En revanche, l’encours des réserves internationales nettes (RIN) se renforcerait à 246 milliards de dirhams (MMDH) en 2020 puis à 251,9 MMDH en 2021, garantissant ainsi une couverture de plus de 5 mois d’importations de biens et services, a assuré M. Jouahri.
Le taux directeur baisse de 25 pdb
Tenant compte de ces évaluations, de l’évolution de l’inflation à moyen terme, et dans l’objectif de soutenir l’activité économique, le Conseil de Bank Al-Maghrib a décidé de réduire le taux directeur de 25 points de base à 2%, a précisé le Wali.
Pour ce qui est de l’inflation, le Conseil a noté qu’après s’être établie à un niveau faible de 0,2% en 2019, l’inflation devrait se situer à 0,7% en moyenne sur l’ensemble de l’année 2020 et s’accélérer à 1,2% en 2021, avec une augmentation graduelle de sa composante sous-jacente de 0,6% en 2019 à 1% puis à 1,3% en 2021.
Sur le marché du travail, l’économie nationale a connu en 2019 une création nette de 165 mille emplois. Cette évolution reflète notamment une hausse de l’emploi de 267 mille postes dans les services et une perte de 146 mille dans l’agriculture, et, compte tenu d’une entrée nette sur le marché de 135 mille demandeurs d’emploi, le taux d’activité est revenu de 46% en 2018 à 45,8% en 2019 et le taux de chômage de 9,5% à 9,2%.
Pour sa part, le déficit du compte courant se serait atténué à 4,4% du PIB en 2019, et devrait s’alléger davantage sur l’horizon de prévision pour revenir à 3,5% en 2020 et à 2,5% du PIB en 2021, estime la Banque centrale.
En 2020, les importations continueraient à progresser à un rythme modéré avant d’enregistrer une accélération en 2021, reflétant principalement l’évolution de la facture énergétique. A l’inverse, les exportations afficheraient une nette accélération, sous l’effet essentiellement de la hausse de la production que devrait connaitre la construction automobile, selon les chiffres annoncés par l’usine PSA.

◆ ◆ ◆ ◆

● **Travail demandé**
Restituez mot pour mot l'intégralité du texte sur les prévisions et la décision de Bank Al-Maghrib. Le matériel ci-dessous n'est pas nécessaire.

● **Données fournies**
◆ ◆ ◆ ◆

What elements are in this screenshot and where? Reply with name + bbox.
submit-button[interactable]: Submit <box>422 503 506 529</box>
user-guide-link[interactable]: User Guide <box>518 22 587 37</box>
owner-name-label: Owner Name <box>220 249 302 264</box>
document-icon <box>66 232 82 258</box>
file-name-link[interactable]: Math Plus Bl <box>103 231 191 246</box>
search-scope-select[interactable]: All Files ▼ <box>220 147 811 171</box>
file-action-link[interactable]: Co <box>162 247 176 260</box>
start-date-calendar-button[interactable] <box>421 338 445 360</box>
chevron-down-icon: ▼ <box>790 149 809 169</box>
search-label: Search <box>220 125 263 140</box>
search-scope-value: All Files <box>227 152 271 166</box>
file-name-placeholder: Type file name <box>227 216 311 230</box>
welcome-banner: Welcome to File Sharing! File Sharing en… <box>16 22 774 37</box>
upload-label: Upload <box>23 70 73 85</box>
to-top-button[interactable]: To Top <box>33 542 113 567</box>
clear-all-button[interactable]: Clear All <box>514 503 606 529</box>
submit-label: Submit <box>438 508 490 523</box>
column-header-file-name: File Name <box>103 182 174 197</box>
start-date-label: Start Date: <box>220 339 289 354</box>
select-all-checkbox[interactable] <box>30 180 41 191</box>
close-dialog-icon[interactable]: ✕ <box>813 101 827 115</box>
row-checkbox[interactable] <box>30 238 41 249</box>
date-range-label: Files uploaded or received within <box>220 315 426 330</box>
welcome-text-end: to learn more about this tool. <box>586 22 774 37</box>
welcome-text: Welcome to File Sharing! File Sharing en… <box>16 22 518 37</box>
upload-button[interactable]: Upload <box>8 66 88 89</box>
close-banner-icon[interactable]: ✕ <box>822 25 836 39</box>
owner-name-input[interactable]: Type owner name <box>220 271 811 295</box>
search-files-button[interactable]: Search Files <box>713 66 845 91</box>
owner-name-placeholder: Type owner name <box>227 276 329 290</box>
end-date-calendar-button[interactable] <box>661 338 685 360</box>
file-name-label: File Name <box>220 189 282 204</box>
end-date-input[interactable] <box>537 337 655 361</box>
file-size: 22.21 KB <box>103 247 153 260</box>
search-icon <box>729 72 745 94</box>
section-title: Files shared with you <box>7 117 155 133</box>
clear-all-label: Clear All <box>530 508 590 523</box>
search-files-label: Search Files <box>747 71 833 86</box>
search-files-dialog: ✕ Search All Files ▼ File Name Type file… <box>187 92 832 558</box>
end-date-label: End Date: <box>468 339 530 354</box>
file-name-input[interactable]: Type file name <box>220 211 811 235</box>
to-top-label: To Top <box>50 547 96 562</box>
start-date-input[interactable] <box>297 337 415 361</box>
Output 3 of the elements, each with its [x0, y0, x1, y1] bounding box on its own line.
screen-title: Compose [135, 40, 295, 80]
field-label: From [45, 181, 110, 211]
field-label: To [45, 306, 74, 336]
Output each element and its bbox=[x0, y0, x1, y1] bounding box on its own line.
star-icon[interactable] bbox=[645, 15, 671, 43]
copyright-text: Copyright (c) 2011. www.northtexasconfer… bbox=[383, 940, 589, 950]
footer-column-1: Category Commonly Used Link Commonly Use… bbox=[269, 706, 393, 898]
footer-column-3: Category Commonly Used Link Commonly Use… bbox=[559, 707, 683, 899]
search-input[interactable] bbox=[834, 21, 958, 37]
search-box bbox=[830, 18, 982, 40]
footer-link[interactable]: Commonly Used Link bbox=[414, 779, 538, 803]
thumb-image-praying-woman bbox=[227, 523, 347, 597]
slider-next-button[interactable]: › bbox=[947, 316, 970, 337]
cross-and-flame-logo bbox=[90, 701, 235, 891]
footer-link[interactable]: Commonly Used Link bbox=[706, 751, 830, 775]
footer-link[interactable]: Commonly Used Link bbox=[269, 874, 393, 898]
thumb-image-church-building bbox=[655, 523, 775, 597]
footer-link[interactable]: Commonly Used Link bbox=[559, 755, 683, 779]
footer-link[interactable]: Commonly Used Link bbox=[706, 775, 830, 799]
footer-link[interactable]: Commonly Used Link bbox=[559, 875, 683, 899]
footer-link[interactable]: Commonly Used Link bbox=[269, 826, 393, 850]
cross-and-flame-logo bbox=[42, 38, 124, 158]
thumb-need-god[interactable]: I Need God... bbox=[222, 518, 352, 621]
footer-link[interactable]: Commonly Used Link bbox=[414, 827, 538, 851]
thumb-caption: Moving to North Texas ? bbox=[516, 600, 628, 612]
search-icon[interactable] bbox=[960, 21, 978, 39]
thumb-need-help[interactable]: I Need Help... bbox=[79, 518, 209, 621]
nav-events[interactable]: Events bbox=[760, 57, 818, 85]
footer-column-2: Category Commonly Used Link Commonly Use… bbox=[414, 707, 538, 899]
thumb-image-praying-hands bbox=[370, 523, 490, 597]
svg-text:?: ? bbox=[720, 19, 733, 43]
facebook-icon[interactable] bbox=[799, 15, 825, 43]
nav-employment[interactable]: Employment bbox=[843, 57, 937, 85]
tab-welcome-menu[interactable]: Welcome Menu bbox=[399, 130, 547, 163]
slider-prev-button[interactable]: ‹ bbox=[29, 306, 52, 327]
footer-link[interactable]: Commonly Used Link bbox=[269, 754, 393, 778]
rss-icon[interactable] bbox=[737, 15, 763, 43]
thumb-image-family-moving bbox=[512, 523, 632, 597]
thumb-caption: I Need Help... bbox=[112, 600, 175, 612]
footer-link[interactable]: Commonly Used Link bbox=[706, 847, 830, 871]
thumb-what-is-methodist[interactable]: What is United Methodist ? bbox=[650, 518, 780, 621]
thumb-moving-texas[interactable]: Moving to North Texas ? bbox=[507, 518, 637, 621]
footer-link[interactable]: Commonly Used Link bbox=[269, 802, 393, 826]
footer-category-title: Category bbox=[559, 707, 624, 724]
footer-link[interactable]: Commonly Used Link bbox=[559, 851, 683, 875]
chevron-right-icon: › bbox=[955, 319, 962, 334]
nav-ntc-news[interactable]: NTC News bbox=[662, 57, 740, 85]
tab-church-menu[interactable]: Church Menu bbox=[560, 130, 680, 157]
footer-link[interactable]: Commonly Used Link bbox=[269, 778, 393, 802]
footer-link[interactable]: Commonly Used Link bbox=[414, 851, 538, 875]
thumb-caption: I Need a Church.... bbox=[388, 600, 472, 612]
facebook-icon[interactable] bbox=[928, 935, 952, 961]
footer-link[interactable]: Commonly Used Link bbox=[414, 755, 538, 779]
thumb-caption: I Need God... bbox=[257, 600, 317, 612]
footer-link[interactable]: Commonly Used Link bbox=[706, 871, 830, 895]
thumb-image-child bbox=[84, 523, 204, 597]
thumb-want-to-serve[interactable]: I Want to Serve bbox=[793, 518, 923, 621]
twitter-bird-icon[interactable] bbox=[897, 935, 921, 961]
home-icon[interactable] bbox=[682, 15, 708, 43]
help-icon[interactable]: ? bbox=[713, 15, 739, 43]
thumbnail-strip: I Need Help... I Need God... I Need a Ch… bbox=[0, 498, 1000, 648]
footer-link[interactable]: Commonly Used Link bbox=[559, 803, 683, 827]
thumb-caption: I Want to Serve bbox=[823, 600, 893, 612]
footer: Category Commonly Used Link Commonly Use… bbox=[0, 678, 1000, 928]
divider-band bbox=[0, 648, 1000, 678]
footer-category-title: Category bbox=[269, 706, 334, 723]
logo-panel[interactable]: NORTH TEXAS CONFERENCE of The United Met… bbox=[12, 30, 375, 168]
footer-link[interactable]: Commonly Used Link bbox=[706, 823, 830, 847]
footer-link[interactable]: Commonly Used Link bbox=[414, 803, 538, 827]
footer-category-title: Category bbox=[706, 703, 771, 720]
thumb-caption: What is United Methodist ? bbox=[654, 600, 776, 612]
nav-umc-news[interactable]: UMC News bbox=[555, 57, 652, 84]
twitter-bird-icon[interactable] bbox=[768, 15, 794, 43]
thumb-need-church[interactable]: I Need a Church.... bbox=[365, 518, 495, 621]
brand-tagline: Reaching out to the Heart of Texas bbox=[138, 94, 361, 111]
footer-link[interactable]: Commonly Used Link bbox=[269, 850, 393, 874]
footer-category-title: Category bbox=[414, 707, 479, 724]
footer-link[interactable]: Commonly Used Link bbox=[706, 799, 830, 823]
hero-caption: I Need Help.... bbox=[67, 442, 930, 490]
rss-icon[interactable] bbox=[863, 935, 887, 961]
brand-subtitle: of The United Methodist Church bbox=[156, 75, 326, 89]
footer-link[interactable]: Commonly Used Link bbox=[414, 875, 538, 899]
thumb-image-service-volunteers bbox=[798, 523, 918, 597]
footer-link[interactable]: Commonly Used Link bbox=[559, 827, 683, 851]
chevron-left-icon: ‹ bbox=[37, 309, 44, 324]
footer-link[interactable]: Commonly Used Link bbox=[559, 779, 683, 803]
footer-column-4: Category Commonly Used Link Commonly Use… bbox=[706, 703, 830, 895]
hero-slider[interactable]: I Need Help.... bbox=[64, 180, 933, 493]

◆ ◆ ◆ ◆

● **Tâche accomplie**
En revanche, l’encours des réserves internationales nettes (RIN) se renforcerait à 246 milliards de dirhams (MMDH) en 2020 puis à 251,9 MMDH en 2021, garantissant ainsi une couverture de plus de 5 mois d’importations de biens et services, a assuré M. Jouahri.
Le taux directeur baisse de 25 pdb
Tenant compte de ces évaluations, de l’évolution de l’inflation à moyen terme, et dans l’objectif de soutenir l’activité économique, le Conseil de Bank Al-Maghrib a décidé de réduire le taux directeur de 25 points de base à 2%, a précisé le Wali.
Pour ce qui est de l’inflation, le Conseil a noté qu’après s’être établie à un niveau faible de 0,2% en 2019, l’inflation devrait se situer à 0,7% en moyenne sur l’ensemble de l’année 2020 et s’accélérer à 1,2% en 2021, avec une augmentation graduelle de sa composante sous-jacente de 0,6% en 2019 à 1% puis à 1,3% en 2021.
Sur le marché du travail, l’économie nationale a connu en 2019 une création nette de 165 mille emplois. Cette évolution reflète notamment une hausse de l’emploi de 267 mille postes dans les services et une perte de 146 mille dans l’agriculture, et, compte tenu d’une entrée nette sur le marché de 135 mille demandeurs d’emploi, le taux d’activité est revenu de 46% en 2018 à 45,8% en 2019 et le taux de chômage de 9,5% à 9,2%.
Pour sa part, le déficit du compte courant se serait atténué à 4,4% du PIB en 2019, et devrait s’alléger davantage sur l’horizon de prévision pour revenir à 3,5% en 2020 et à 2,5% du PIB en 2021, estime la Banque centrale.
En 2020, les importations continueraient à progresser à un rythme modéré avant d’enregistrer une accélération en 2021, reflétant principalement l’évolution de la facture énergétique. A l’inverse, les exportations afficheraient une nette accélération, sous l’effet essentiellement de la hausse de la production que devrait connaitre la construction automobile, selon les chiffres annoncés par l’usine PSA.